▶ [Directions for this task]
Every line of the material is to be quoted verbatim, minus the pictures.

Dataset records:
^^^^^^^^^^^^^^^^
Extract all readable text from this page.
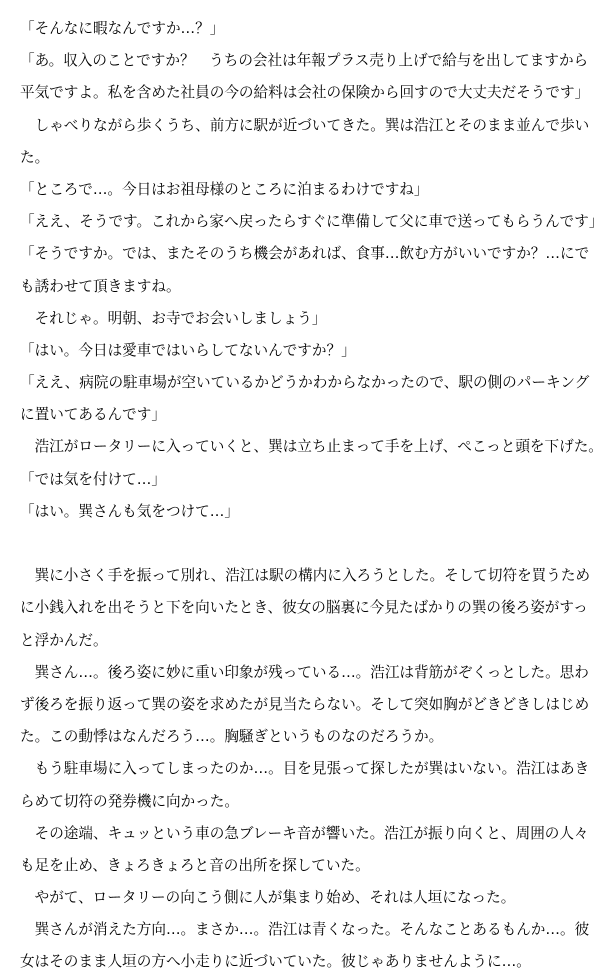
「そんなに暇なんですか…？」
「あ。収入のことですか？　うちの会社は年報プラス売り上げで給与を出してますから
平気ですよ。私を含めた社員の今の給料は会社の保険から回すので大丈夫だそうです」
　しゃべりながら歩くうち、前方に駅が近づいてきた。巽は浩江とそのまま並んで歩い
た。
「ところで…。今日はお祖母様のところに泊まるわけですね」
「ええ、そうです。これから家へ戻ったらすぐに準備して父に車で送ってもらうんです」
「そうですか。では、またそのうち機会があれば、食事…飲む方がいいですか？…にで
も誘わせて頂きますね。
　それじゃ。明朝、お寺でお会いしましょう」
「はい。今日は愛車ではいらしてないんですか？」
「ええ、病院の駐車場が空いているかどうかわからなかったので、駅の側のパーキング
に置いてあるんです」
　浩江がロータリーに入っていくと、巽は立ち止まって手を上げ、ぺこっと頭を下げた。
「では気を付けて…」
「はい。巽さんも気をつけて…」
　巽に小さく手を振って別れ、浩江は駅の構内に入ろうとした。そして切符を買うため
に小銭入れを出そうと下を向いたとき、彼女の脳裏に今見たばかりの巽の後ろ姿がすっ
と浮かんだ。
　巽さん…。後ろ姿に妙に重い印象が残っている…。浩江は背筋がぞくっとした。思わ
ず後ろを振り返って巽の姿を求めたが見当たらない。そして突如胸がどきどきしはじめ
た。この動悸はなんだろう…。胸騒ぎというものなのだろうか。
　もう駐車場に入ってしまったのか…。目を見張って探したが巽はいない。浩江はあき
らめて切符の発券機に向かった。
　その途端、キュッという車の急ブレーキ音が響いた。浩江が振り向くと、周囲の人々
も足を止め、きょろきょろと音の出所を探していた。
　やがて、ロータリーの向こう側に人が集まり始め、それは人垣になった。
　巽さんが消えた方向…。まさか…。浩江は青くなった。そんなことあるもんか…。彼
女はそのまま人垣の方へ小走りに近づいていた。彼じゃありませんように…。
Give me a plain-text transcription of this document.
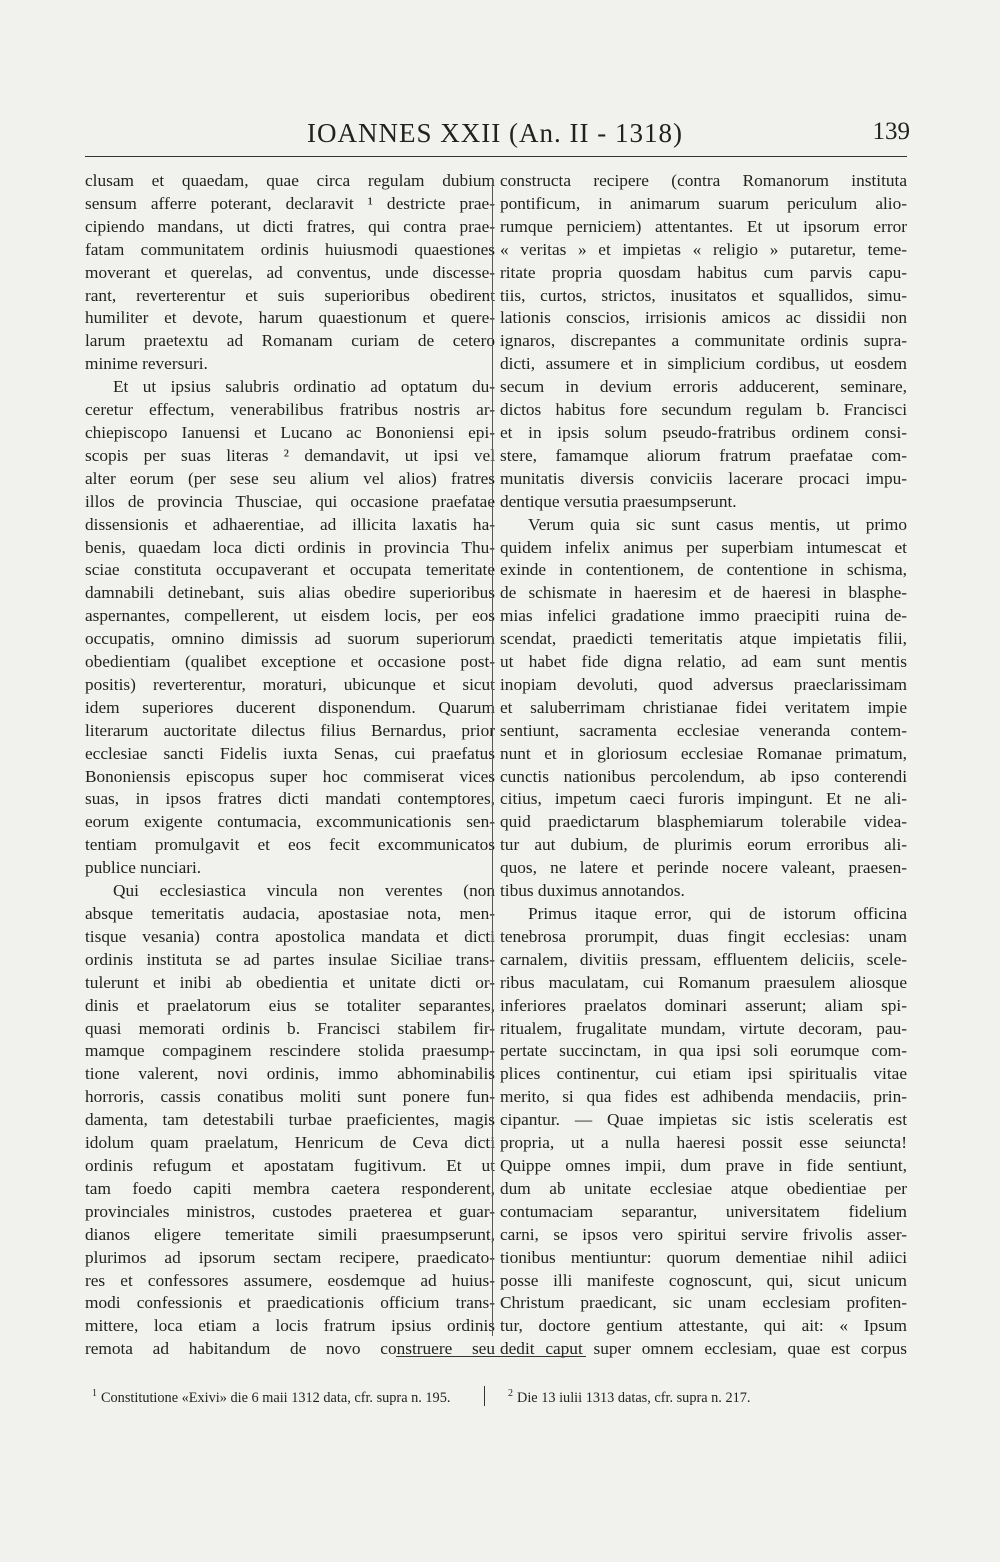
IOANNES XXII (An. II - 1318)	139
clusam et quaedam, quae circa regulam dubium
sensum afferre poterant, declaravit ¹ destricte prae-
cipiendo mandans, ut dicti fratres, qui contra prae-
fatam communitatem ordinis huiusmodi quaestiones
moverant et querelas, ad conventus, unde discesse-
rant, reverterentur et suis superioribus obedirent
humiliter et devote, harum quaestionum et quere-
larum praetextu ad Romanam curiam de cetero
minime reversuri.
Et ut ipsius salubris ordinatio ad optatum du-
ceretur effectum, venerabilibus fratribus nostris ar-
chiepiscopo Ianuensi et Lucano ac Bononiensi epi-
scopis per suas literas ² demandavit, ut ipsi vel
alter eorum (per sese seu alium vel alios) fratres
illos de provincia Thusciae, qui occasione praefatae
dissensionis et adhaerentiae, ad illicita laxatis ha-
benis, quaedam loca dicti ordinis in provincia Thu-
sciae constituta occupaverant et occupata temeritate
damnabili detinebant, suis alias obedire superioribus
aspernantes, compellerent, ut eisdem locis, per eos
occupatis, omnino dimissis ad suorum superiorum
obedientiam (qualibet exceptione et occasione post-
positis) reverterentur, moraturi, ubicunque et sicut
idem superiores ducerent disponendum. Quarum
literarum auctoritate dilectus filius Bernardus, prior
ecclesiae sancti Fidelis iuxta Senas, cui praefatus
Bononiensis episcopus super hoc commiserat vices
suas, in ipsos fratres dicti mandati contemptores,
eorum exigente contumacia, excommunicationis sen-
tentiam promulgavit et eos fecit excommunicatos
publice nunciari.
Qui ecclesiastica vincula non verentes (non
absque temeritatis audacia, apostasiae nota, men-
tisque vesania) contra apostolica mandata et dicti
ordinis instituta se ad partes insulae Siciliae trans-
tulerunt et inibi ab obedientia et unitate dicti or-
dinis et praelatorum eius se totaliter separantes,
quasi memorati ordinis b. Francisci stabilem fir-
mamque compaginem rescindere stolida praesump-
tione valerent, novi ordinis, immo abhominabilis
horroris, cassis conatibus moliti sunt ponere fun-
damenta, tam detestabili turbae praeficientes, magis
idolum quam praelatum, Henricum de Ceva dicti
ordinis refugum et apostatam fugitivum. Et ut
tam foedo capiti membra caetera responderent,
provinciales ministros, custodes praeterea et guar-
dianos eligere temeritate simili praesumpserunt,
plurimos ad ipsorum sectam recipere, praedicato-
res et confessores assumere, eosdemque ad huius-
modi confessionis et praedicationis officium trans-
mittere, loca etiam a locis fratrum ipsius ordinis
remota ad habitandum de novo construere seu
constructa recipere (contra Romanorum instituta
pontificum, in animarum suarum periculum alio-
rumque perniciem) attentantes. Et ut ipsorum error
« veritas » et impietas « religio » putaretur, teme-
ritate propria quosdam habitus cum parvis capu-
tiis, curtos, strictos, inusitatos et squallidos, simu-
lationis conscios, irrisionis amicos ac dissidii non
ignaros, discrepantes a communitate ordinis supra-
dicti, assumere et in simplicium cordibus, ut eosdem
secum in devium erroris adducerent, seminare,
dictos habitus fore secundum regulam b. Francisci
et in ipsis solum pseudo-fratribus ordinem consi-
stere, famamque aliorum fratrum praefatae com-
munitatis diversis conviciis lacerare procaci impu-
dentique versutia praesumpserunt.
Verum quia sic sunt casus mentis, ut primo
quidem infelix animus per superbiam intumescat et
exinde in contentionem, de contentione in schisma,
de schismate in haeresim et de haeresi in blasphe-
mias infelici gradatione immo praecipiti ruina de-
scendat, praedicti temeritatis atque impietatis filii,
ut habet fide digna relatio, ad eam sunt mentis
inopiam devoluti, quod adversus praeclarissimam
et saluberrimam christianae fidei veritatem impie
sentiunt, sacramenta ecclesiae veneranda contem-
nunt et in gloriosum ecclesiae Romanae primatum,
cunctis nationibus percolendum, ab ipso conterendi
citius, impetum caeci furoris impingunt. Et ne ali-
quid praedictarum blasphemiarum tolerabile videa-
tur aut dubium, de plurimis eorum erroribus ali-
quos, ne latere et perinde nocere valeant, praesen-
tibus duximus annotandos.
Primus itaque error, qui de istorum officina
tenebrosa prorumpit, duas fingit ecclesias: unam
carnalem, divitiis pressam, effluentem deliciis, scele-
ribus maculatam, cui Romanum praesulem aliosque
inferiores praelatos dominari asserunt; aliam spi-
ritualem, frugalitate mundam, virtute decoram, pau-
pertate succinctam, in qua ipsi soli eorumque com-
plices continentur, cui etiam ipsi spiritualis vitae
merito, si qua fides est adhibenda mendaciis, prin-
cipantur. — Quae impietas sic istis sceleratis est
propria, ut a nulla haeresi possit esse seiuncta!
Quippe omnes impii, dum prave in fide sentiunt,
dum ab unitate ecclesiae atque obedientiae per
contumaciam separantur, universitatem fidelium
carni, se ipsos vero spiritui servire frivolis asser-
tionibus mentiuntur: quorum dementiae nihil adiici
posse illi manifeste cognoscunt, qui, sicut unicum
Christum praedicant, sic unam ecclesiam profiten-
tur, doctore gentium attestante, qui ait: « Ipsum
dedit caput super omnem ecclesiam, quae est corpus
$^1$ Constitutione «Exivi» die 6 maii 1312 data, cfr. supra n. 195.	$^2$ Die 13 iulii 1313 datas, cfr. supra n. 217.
^^^^^^^^^^^^^^^^
▶ [Output of the exercise]
Extract all readable text from this page.
「そんなに暇なんですか…？」
「あ。収入のことですか？　うちの会社は年報プラス売り上げで給与を出してますから
平気ですよ。私を含めた社員の今の給料は会社の保険から回すので大丈夫だそうです」
　しゃべりながら歩くうち、前方に駅が近づいてきた。巽は浩江とそのまま並んで歩い
た。
「ところで…。今日はお祖母様のところに泊まるわけですね」
「ええ、そうです。これから家へ戻ったらすぐに準備して父に車で送ってもらうんです」
「そうですか。では、またそのうち機会があれば、食事…飲む方がいいですか？…にで
も誘わせて頂きますね。
　それじゃ。明朝、お寺でお会いしましょう」
「はい。今日は愛車ではいらしてないんですか？」
「ええ、病院の駐車場が空いているかどうかわからなかったので、駅の側のパーキング
に置いてあるんです」
　浩江がロータリーに入っていくと、巽は立ち止まって手を上げ、ぺこっと頭を下げた。
「では気を付けて…」
「はい。巽さんも気をつけて…」
　巽に小さく手を振って別れ、浩江は駅の構内に入ろうとした。そして切符を買うため
に小銭入れを出そうと下を向いたとき、彼女の脳裏に今見たばかりの巽の後ろ姿がすっ
と浮かんだ。
　巽さん…。後ろ姿に妙に重い印象が残っている…。浩江は背筋がぞくっとした。思わ
ず後ろを振り返って巽の姿を求めたが見当たらない。そして突如胸がどきどきしはじめ
た。この動悸はなんだろう…。胸騒ぎというものなのだろうか。
　もう駐車場に入ってしまったのか…。目を見張って探したが巽はいない。浩江はあき
らめて切符の発券機に向かった。
　その途端、キュッという車の急ブレーキ音が響いた。浩江が振り向くと、周囲の人々
も足を止め、きょろきょろと音の出所を探していた。
　やがて、ロータリーの向こう側に人が集まり始め、それは人垣になった。
　巽さんが消えた方向…。まさか…。浩江は青くなった。そんなことあるもんか…。彼
女はそのまま人垣の方へ小走りに近づいていた。彼じゃありませんように…。
Give me a plain-text transcription of this document.
IOANNES XXII (An. II - 1318)	139
clusam et quaedam, quae circa regulam dubium
sensum afferre poterant, declaravit ¹ destricte prae-
cipiendo mandans, ut dicti fratres, qui contra prae-
fatam communitatem ordinis huiusmodi quaestiones
moverant et querelas, ad conventus, unde discesse-
rant, reverterentur et suis superioribus obedirent
humiliter et devote, harum quaestionum et quere-
larum praetextu ad Romanam curiam de cetero
minime reversuri.
Et ut ipsius salubris ordinatio ad optatum du-
ceretur effectum, venerabilibus fratribus nostris ar-
chiepiscopo Ianuensi et Lucano ac Bononiensi epi-
scopis per suas literas ² demandavit, ut ipsi vel
alter eorum (per sese seu alium vel alios) fratres
illos de provincia Thusciae, qui occasione praefatae
dissensionis et adhaerentiae, ad illicita laxatis ha-
benis, quaedam loca dicti ordinis in provincia Thu-
sciae constituta occupaverant et occupata temeritate
damnabili detinebant, suis alias obedire superioribus
aspernantes, compellerent, ut eisdem locis, per eos
occupatis, omnino dimissis ad suorum superiorum
obedientiam (qualibet exceptione et occasione post-
positis) reverterentur, moraturi, ubicunque et sicut
idem superiores ducerent disponendum. Quarum
literarum auctoritate dilectus filius Bernardus, prior
ecclesiae sancti Fidelis iuxta Senas, cui praefatus
Bononiensis episcopus super hoc commiserat vices
suas, in ipsos fratres dicti mandati contemptores,
eorum exigente contumacia, excommunicationis sen-
tentiam promulgavit et eos fecit excommunicatos
publice nunciari.
Qui ecclesiastica vincula non verentes (non
absque temeritatis audacia, apostasiae nota, men-
tisque vesania) contra apostolica mandata et dicti
ordinis instituta se ad partes insulae Siciliae trans-
tulerunt et inibi ab obedientia et unitate dicti or-
dinis et praelatorum eius se totaliter separantes,
quasi memorati ordinis b. Francisci stabilem fir-
mamque compaginem rescindere stolida praesump-
tione valerent, novi ordinis, immo abhominabilis
horroris, cassis conatibus moliti sunt ponere fun-
damenta, tam detestabili turbae praeficientes, magis
idolum quam praelatum, Henricum de Ceva dicti
ordinis refugum et apostatam fugitivum. Et ut
tam foedo capiti membra caetera responderent,
provinciales ministros, custodes praeterea et guar-
dianos eligere temeritate simili praesumpserunt,
plurimos ad ipsorum sectam recipere, praedicato-
res et confessores assumere, eosdemque ad huius-
modi confessionis et praedicationis officium trans-
mittere, loca etiam a locis fratrum ipsius ordinis
remota ad habitandum de novo construere seu
constructa recipere (contra Romanorum instituta
pontificum, in animarum suarum periculum alio-
rumque perniciem) attentantes. Et ut ipsorum error
« veritas » et impietas « religio » putaretur, teme-
ritate propria quosdam habitus cum parvis capu-
tiis, curtos, strictos, inusitatos et squallidos, simu-
lationis conscios, irrisionis amicos ac dissidii non
ignaros, discrepantes a communitate ordinis supra-
dicti, assumere et in simplicium cordibus, ut eosdem
secum in devium erroris adducerent, seminare,
dictos habitus fore secundum regulam b. Francisci
et in ipsis solum pseudo-fratribus ordinem consi-
stere, famamque aliorum fratrum praefatae com-
munitatis diversis conviciis lacerare procaci impu-
dentique versutia praesumpserunt.
Verum quia sic sunt casus mentis, ut primo
quidem infelix animus per superbiam intumescat et
exinde in contentionem, de contentione in schisma,
de schismate in haeresim et de haeresi in blasphe-
mias infelici gradatione immo praecipiti ruina de-
scendat, praedicti temeritatis atque impietatis filii,
ut habet fide digna relatio, ad eam sunt mentis
inopiam devoluti, quod adversus praeclarissimam
et saluberrimam christianae fidei veritatem impie
sentiunt, sacramenta ecclesiae veneranda contem-
nunt et in gloriosum ecclesiae Romanae primatum,
cunctis nationibus percolendum, ab ipso conterendi
citius, impetum caeci furoris impingunt. Et ne ali-
quid praedictarum blasphemiarum tolerabile videa-
tur aut dubium, de plurimis eorum erroribus ali-
quos, ne latere et perinde nocere valeant, praesen-
tibus duximus annotandos.
Primus itaque error, qui de istorum officina
tenebrosa prorumpit, duas fingit ecclesias: unam
carnalem, divitiis pressam, effluentem deliciis, scele-
ribus maculatam, cui Romanum praesulem aliosque
inferiores praelatos dominari asserunt; aliam spi-
ritualem, frugalitate mundam, virtute decoram, pau-
pertate succinctam, in qua ipsi soli eorumque com-
plices continentur, cui etiam ipsi spiritualis vitae
merito, si qua fides est adhibenda mendaciis, prin-
cipantur. — Quae impietas sic istis sceleratis est
propria, ut a nulla haeresi possit esse seiuncta!
Quippe omnes impii, dum prave in fide sentiunt,
dum ab unitate ecclesiae atque obedientiae per
contumaciam separantur, universitatem fidelium
carni, se ipsos vero spiritui servire frivolis asser-
tionibus mentiuntur: quorum dementiae nihil adiici
posse illi manifeste cognoscunt, qui, sicut unicum
Christum praedicant, sic unam ecclesiam profiten-
tur, doctore gentium attestante, qui ait: « Ipsum
dedit caput super omnem ecclesiam, quae est corpus
$^1$ Constitutione «Exivi» die 6 maii 1312 data, cfr. supra n. 195.	$^2$ Die 13 iulii 1313 datas, cfr. supra n. 217.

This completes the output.